**STATED PROBLEM**
Pull out every line of the records below word for word, leaving out the pictures.
--- START OF MATERIAL FOR THIS EXERCISE ---
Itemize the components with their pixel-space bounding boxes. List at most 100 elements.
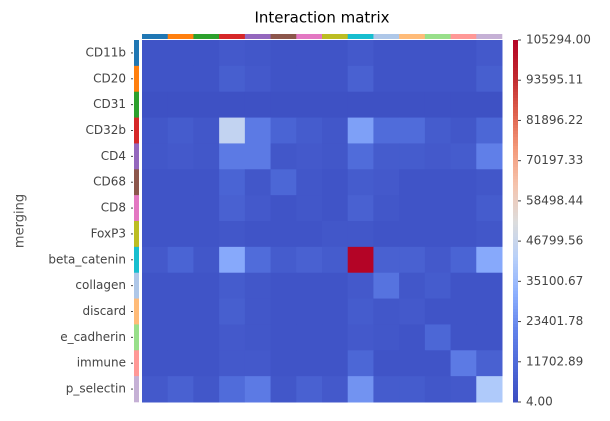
heatmap-cell (476, 117, 503, 144)
colorbar-segment (513, 347, 518, 352)
heatmap-cell (399, 91, 426, 119)
row-color-strip (134, 221, 139, 248)
colorbar-segment (513, 175, 518, 180)
heatmap-cell (373, 117, 400, 144)
colorbar-segment (513, 217, 518, 222)
heatmap-cell (476, 221, 503, 248)
colorbar-segment (513, 160, 518, 165)
heatmap-cell (167, 221, 194, 248)
heatmap-cell (244, 195, 272, 222)
heatmap-cell (244, 91, 272, 119)
heatmap-cell (322, 246, 349, 274)
heatmap-cell (244, 298, 272, 325)
heatmap-cell (193, 376, 220, 403)
colorbar-segment (513, 281, 518, 285)
colorbar-segment (513, 208, 518, 213)
heatmap-cell (296, 324, 323, 351)
heatmap-cell (296, 298, 323, 325)
heatmap-cell (270, 246, 297, 274)
heatmap-cell (373, 376, 400, 403)
colorbar-segment (513, 142, 518, 147)
heatmap-cell (399, 298, 426, 325)
heatmap-cell (476, 195, 503, 222)
colorbar-segment (513, 275, 518, 279)
heatmap-cell (399, 376, 426, 403)
heatmap-cell (270, 298, 297, 325)
heatmap-cell (399, 324, 426, 351)
heatmap-cell (193, 117, 220, 144)
heatmap-cell (142, 246, 169, 274)
heatmap-cell (424, 324, 452, 351)
colorbar-segment (513, 239, 518, 243)
colorbar-segment (513, 124, 518, 128)
heatmap-cell (167, 40, 194, 67)
colorbar-segment (513, 365, 518, 370)
colorbar-segment (513, 190, 518, 195)
column-color-strip (347, 34, 374, 39)
heatmap-cell (399, 246, 426, 274)
heatmap-cell (347, 324, 374, 351)
heatmap-cell (347, 376, 374, 403)
row-color-strip (134, 350, 139, 377)
colorbar-segment (513, 133, 518, 138)
heatmap-cell (476, 376, 503, 403)
colorbar-segment (513, 205, 518, 210)
heatmap-cell (450, 65, 477, 93)
column-color-strip (476, 34, 503, 39)
colorbar-tick-label: 81896.22 (526, 113, 583, 127)
colorbar-segment (513, 278, 518, 282)
heatmap-cell (244, 40, 272, 67)
heatmap-cell (373, 143, 400, 170)
heatmap-cell (424, 272, 452, 300)
heatmap-cell (347, 221, 374, 248)
heatmap-cell (296, 40, 323, 67)
heatmap-cell (399, 350, 426, 377)
heatmap-cell (476, 65, 503, 93)
heatmap-cell (450, 221, 477, 248)
colorbar-segment (513, 136, 518, 141)
colorbar-segment (513, 227, 518, 231)
heatmap-cell (476, 298, 503, 325)
y-tick-label: collagen (75, 278, 126, 292)
colorbar-segment (513, 103, 518, 107)
colorbar-segment (513, 305, 518, 309)
heatmap-cell (450, 169, 477, 196)
heatmap-cell (476, 169, 503, 196)
colorbar-segment (513, 49, 518, 53)
colorbar-tick-label: 70197.33 (526, 153, 583, 167)
colorbar-segment (513, 166, 518, 171)
column-color-strip (322, 34, 349, 39)
heatmap-cell (219, 272, 246, 300)
chart-title: Interaction matrix (254, 9, 389, 27)
colorbar-segment (513, 40, 518, 44)
heatmap-cell (322, 350, 349, 377)
colorbar-segment (513, 377, 518, 382)
heatmap-cell (347, 117, 374, 144)
heatmap-cell (347, 40, 374, 67)
colorbar-segment (513, 70, 518, 74)
heatmap-cell (424, 376, 452, 403)
heatmap-cell (399, 40, 426, 67)
heatmap-cell (244, 221, 272, 248)
heatmap-cell (347, 143, 374, 170)
column-color-strip (450, 34, 477, 39)
heatmap-cell (219, 91, 246, 119)
row-color-strip (134, 143, 139, 170)
colorbar-segment (513, 245, 518, 249)
colorbar-segment (513, 323, 518, 328)
colorbar-segment (513, 308, 518, 312)
colorbar-segment (513, 157, 518, 162)
heatmap-cell (193, 350, 220, 377)
heatmap-cell (476, 350, 503, 377)
y-tick-label: discard (83, 304, 127, 318)
colorbar-segment (513, 221, 518, 225)
colorbar-segment (513, 94, 518, 98)
heatmap-cell (193, 221, 220, 248)
heatmap-cell (322, 195, 349, 222)
colorbar-tick-label: 58498.44 (526, 193, 583, 207)
column-color-strip (167, 34, 194, 39)
heatmap-cell (142, 195, 169, 222)
colorbar-segment (513, 193, 518, 198)
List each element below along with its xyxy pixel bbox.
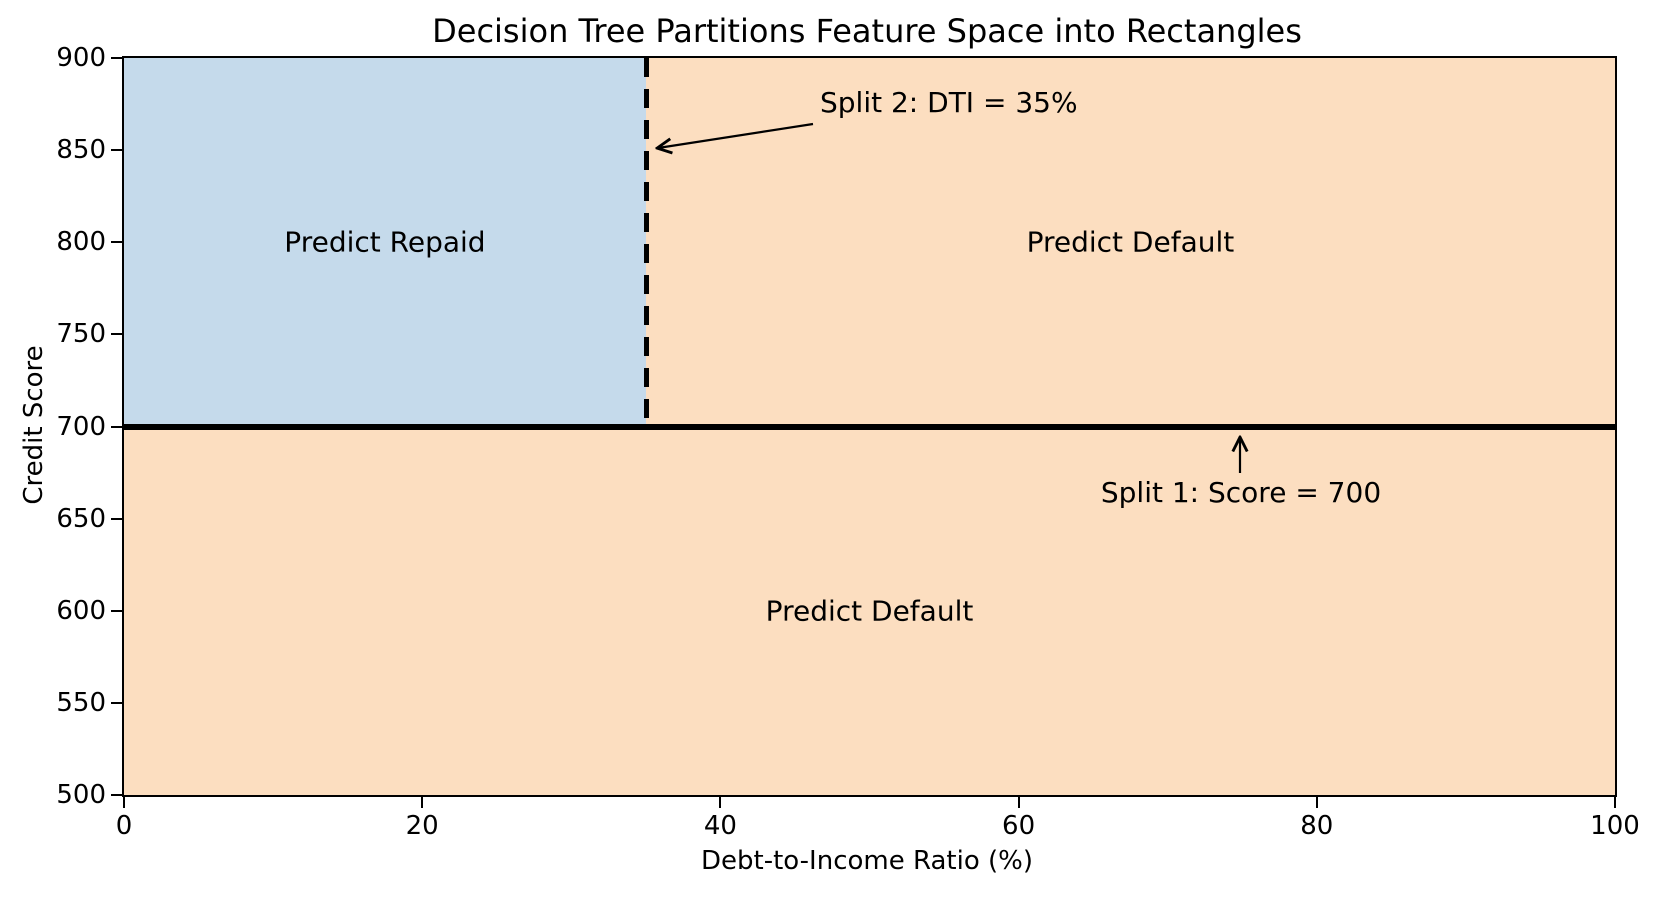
x-tick-80 bbox=[1315, 797, 1318, 808]
y-tick-label: 700 bbox=[56, 411, 106, 442]
x-tick-label: 100 bbox=[1590, 811, 1640, 841]
region-predict-default-lower bbox=[124, 426, 1615, 795]
y-tick-label: 750 bbox=[56, 319, 106, 350]
x-tick-0 bbox=[123, 797, 125, 808]
region-label-predict-repaid: Predict Repaid bbox=[284, 225, 486, 259]
y-tick-label: 900 bbox=[56, 43, 106, 73]
y-tick-750 bbox=[111, 333, 122, 336]
y-tick-800 bbox=[111, 241, 122, 244]
y-tick-label: 600 bbox=[56, 595, 106, 626]
x-tick-20 bbox=[421, 797, 424, 808]
x-tick-60 bbox=[1017, 797, 1020, 808]
chart-title: Decision Tree Partitions Feature Space i… bbox=[432, 12, 1302, 50]
y-tick-label: 650 bbox=[56, 503, 106, 534]
x-tick-label: 60 bbox=[1002, 811, 1036, 841]
y-tick-900 bbox=[111, 57, 122, 59]
region-label-predict-default-upper: Predict Default bbox=[1026, 225, 1235, 259]
x-tick-label: 80 bbox=[1300, 811, 1334, 841]
y-tick-label: 850 bbox=[56, 135, 106, 166]
x-tick-label: 20 bbox=[405, 811, 439, 841]
split2-dashed-line bbox=[643, 58, 649, 424]
x-tick-100 bbox=[1614, 797, 1616, 808]
y-tick-850 bbox=[111, 149, 122, 152]
annotation-split2-label: Split 2: DTI = 35% bbox=[820, 86, 1078, 119]
split1-solid-line bbox=[122, 423, 1617, 430]
x-tick-label: 40 bbox=[703, 811, 737, 841]
region-label-predict-default-lower: Predict Default bbox=[765, 594, 974, 628]
plot-area: Predict Repaid Predict Default Predict D… bbox=[56, 43, 1639, 841]
x-tick-40 bbox=[719, 797, 722, 808]
x-axis-label: Debt-to-Income Ratio (%) bbox=[700, 846, 1034, 876]
y-tick-label: 800 bbox=[56, 227, 106, 258]
x-tick-label: 0 bbox=[115, 811, 133, 841]
y-tick-550 bbox=[111, 701, 122, 704]
y-tick-650 bbox=[111, 517, 122, 520]
region-predict-default-upper bbox=[645, 58, 1615, 427]
y-tick-label: 500 bbox=[56, 780, 106, 810]
annotation-split1-label: Split 1: Score = 700 bbox=[1100, 476, 1382, 509]
y-tick-600 bbox=[111, 609, 122, 612]
region-predict-repaid bbox=[124, 58, 646, 427]
y-axis-label: Credit Score bbox=[19, 345, 49, 505]
y-tick-500 bbox=[111, 794, 122, 796]
y-tick-label: 550 bbox=[56, 687, 106, 718]
y-tick-700 bbox=[111, 425, 122, 428]
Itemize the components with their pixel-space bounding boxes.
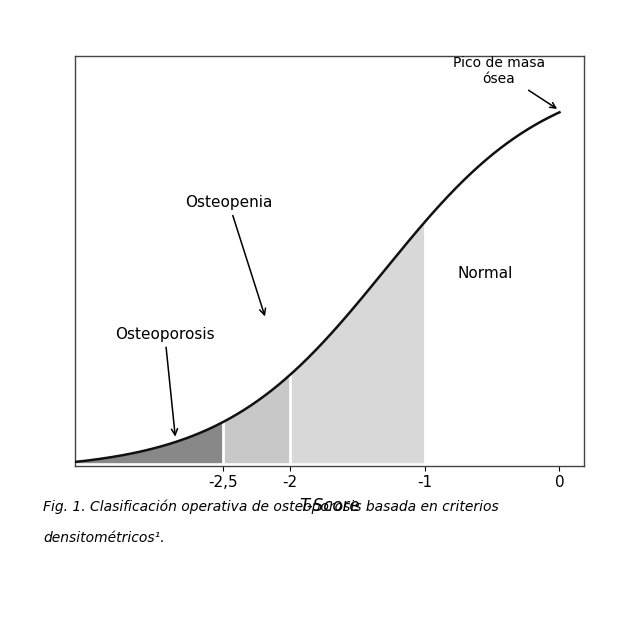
--- END OF MATERIAL FOR THIS EXERCISE ---
**ANSWER FOR THE TASK**
Itemize the components with their pixel-space bounding boxes. List at most 100 elements.
heatmap-cell (476, 117, 503, 144)
colorbar-segment (513, 347, 518, 352)
heatmap-cell (399, 91, 426, 119)
row-color-strip (134, 221, 139, 248)
colorbar-segment (513, 175, 518, 180)
heatmap-cell (373, 117, 400, 144)
colorbar-segment (513, 217, 518, 222)
heatmap-cell (476, 221, 503, 248)
colorbar-segment (513, 160, 518, 165)
heatmap-cell (167, 221, 194, 248)
heatmap-cell (244, 195, 272, 222)
heatmap-cell (244, 91, 272, 119)
heatmap-cell (322, 246, 349, 274)
heatmap-cell (244, 298, 272, 325)
heatmap-cell (193, 376, 220, 403)
colorbar-segment (513, 281, 518, 285)
colorbar-segment (513, 208, 518, 213)
heatmap-cell (296, 324, 323, 351)
heatmap-cell (296, 298, 323, 325)
heatmap-cell (270, 246, 297, 274)
heatmap-cell (373, 376, 400, 403)
colorbar-segment (513, 142, 518, 147)
heatmap-cell (399, 298, 426, 325)
heatmap-cell (476, 195, 503, 222)
colorbar-segment (513, 275, 518, 279)
heatmap-cell (399, 376, 426, 403)
heatmap-cell (270, 298, 297, 325)
heatmap-cell (399, 324, 426, 351)
heatmap-cell (193, 117, 220, 144)
heatmap-cell (142, 246, 169, 274)
heatmap-cell (424, 324, 452, 351)
colorbar-segment (513, 239, 518, 243)
colorbar-segment (513, 124, 518, 128)
heatmap-cell (167, 40, 194, 67)
colorbar-segment (513, 365, 518, 370)
colorbar-segment (513, 190, 518, 195)
column-color-strip (347, 34, 374, 39)
heatmap-cell (399, 246, 426, 274)
heatmap-cell (347, 324, 374, 351)
heatmap-cell (347, 376, 374, 403)
row-color-strip (134, 350, 139, 377)
colorbar-segment (513, 133, 518, 138)
heatmap-cell (476, 376, 503, 403)
colorbar-segment (513, 205, 518, 210)
heatmap-cell (450, 65, 477, 93)
column-color-strip (476, 34, 503, 39)
colorbar-tick-label: 81896.22 (526, 113, 583, 127)
colorbar-segment (513, 278, 518, 282)
heatmap-cell (244, 40, 272, 67)
heatmap-cell (373, 143, 400, 170)
heatmap-cell (424, 272, 452, 300)
heatmap-cell (347, 221, 374, 248)
heatmap-cell (296, 40, 323, 67)
heatmap-cell (399, 350, 426, 377)
heatmap-cell (476, 65, 503, 93)
heatmap-cell (450, 221, 477, 248)
colorbar-segment (513, 136, 518, 141)
colorbar-segment (513, 227, 518, 231)
heatmap-cell (476, 298, 503, 325)
y-tick-label: collagen (75, 278, 126, 292)
colorbar-segment (513, 103, 518, 107)
colorbar-segment (513, 305, 518, 309)
heatmap-cell (450, 169, 477, 196)
heatmap-cell (476, 169, 503, 196)
colorbar-segment (513, 49, 518, 53)
colorbar-tick-label: 70197.33 (526, 153, 583, 167)
colorbar-segment (513, 166, 518, 171)
column-color-strip (322, 34, 349, 39)
heatmap-cell (219, 272, 246, 300)
chart-title: Interaction matrix (254, 9, 389, 27)
colorbar-segment (513, 40, 518, 44)
heatmap-cell (322, 350, 349, 377)
colorbar-segment (513, 377, 518, 382)
heatmap-cell (347, 117, 374, 144)
heatmap-cell (347, 40, 374, 67)
colorbar-segment (513, 70, 518, 74)
heatmap-cell (424, 376, 452, 403)
heatmap-cell (399, 40, 426, 67)
heatmap-cell (244, 221, 272, 248)
heatmap-cell (347, 143, 374, 170)
column-color-strip (450, 34, 477, 39)
heatmap-cell (219, 91, 246, 119)
row-color-strip (134, 143, 139, 170)
colorbar-segment (513, 245, 518, 249)
colorbar-segment (513, 323, 518, 328)
colorbar-segment (513, 308, 518, 312)
colorbar-segment (513, 157, 518, 162)
heatmap-cell (193, 350, 220, 377)
heatmap-cell (476, 350, 503, 377)
y-tick-label: discard (83, 304, 127, 318)
colorbar-segment (513, 221, 518, 225)
colorbar-segment (513, 94, 518, 98)
heatmap-cell (193, 221, 220, 248)
heatmap-cell (322, 195, 349, 222)
colorbar-tick-label: 58498.44 (526, 193, 583, 207)
column-color-strip (167, 34, 194, 39)
heatmap-cell (142, 195, 169, 222)
colorbar-segment (513, 193, 518, 198)
List each element below along with its xyxy pixel bbox.
x-tick-80 bbox=[1315, 797, 1318, 808]
y-tick-label: 700 bbox=[56, 411, 106, 442]
x-tick-label: 100 bbox=[1590, 811, 1640, 841]
region-predict-default-lower bbox=[124, 426, 1615, 795]
y-tick-label: 750 bbox=[56, 319, 106, 350]
x-tick-0 bbox=[123, 797, 125, 808]
region-label-predict-repaid: Predict Repaid bbox=[284, 225, 486, 259]
y-tick-label: 900 bbox=[56, 43, 106, 73]
y-tick-750 bbox=[111, 333, 122, 336]
y-tick-800 bbox=[111, 241, 122, 244]
y-tick-label: 600 bbox=[56, 595, 106, 626]
x-tick-20 bbox=[421, 797, 424, 808]
x-tick-60 bbox=[1017, 797, 1020, 808]
chart-title: Decision Tree Partitions Feature Space i… bbox=[432, 12, 1302, 50]
y-tick-label: 650 bbox=[56, 503, 106, 534]
x-tick-label: 60 bbox=[1002, 811, 1036, 841]
y-tick-900 bbox=[111, 57, 122, 59]
region-label-predict-default-upper: Predict Default bbox=[1026, 225, 1235, 259]
x-tick-label: 80 bbox=[1300, 811, 1334, 841]
y-tick-label: 850 bbox=[56, 135, 106, 166]
x-tick-label: 20 bbox=[405, 811, 439, 841]
split2-dashed-line bbox=[643, 58, 649, 424]
x-tick-100 bbox=[1614, 797, 1616, 808]
y-tick-850 bbox=[111, 149, 122, 152]
annotation-split2-label: Split 2: DTI = 35% bbox=[820, 86, 1078, 119]
split1-solid-line bbox=[122, 423, 1617, 430]
x-tick-label: 40 bbox=[703, 811, 737, 841]
region-label-predict-default-lower: Predict Default bbox=[765, 594, 974, 628]
plot-area: Predict Repaid Predict Default Predict D… bbox=[56, 43, 1639, 841]
x-tick-40 bbox=[719, 797, 722, 808]
x-axis-label: Debt-to-Income Ratio (%) bbox=[700, 846, 1034, 876]
y-tick-label: 800 bbox=[56, 227, 106, 258]
x-tick-label: 0 bbox=[115, 811, 133, 841]
y-tick-550 bbox=[111, 701, 122, 704]
y-tick-650 bbox=[111, 517, 122, 520]
region-predict-default-upper bbox=[645, 58, 1615, 427]
y-tick-label: 500 bbox=[56, 780, 106, 810]
annotation-split1-label: Split 1: Score = 700 bbox=[1100, 476, 1382, 509]
y-tick-600 bbox=[111, 609, 122, 612]
region-predict-repaid bbox=[124, 58, 646, 427]
y-axis-label: Credit Score bbox=[19, 345, 49, 505]
y-tick-500 bbox=[111, 794, 122, 796]
y-tick-label: 550 bbox=[56, 687, 106, 718]
y-tick-700 bbox=[111, 425, 122, 428]
Itemize the components with their pixel-space bounding boxes.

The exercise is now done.